### WORK INSTRUCTIONS:
The data below needs to be returned exactly, line for line.

++++ PROVIDED ENTRIES ++++

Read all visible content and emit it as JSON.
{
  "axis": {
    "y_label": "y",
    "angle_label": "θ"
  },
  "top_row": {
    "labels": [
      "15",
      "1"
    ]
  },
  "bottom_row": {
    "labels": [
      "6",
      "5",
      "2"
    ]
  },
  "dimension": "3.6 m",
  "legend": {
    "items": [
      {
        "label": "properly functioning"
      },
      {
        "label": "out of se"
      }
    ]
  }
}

++++

### COMPLETED EXERCISE:
Read all visible content and emit it as JSON.
{
  "axis": {
    "y_label": "y",
    "angle_label": "θ"
  },
  "top_row": {
    "labels": [
      "15",
      "1"
    ]
  },
  "bottom_row": {
    "labels": [
      "6",
      "5",
      "2"
    ]
  },
  "dimension": "3.6 m",
  "legend": {
    "items": [
      {
        "label": "properly functioning"
      },
      {
        "label": "out of se"
      }
    ]
  }
}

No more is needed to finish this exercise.